• [What you should do] Of the lines in these entries, how many contain the string "PIRANDA"? Give the number and nothing else.

Data excerpts

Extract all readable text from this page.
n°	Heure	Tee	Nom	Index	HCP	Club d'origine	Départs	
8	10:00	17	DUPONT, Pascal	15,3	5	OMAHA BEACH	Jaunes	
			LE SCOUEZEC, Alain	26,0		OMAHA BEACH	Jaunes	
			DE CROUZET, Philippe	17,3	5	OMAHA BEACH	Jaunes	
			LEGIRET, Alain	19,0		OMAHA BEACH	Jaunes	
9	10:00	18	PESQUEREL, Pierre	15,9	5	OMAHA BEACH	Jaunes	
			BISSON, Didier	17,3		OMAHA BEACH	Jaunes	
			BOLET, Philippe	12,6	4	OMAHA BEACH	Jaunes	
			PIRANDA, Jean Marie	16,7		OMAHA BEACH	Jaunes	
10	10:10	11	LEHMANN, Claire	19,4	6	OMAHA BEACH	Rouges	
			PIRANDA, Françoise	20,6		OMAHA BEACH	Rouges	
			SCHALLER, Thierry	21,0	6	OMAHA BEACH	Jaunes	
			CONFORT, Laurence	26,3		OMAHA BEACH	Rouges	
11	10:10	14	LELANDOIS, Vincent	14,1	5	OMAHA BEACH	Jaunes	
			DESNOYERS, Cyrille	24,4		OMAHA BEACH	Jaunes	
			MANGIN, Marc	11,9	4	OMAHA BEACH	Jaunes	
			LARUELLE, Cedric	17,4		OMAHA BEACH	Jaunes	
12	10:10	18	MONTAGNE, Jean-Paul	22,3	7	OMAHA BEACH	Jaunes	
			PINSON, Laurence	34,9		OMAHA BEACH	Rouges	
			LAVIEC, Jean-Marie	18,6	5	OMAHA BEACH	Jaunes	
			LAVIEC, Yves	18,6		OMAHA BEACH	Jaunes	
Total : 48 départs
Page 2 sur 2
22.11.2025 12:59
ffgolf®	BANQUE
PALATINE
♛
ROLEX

• [Exercise result] 2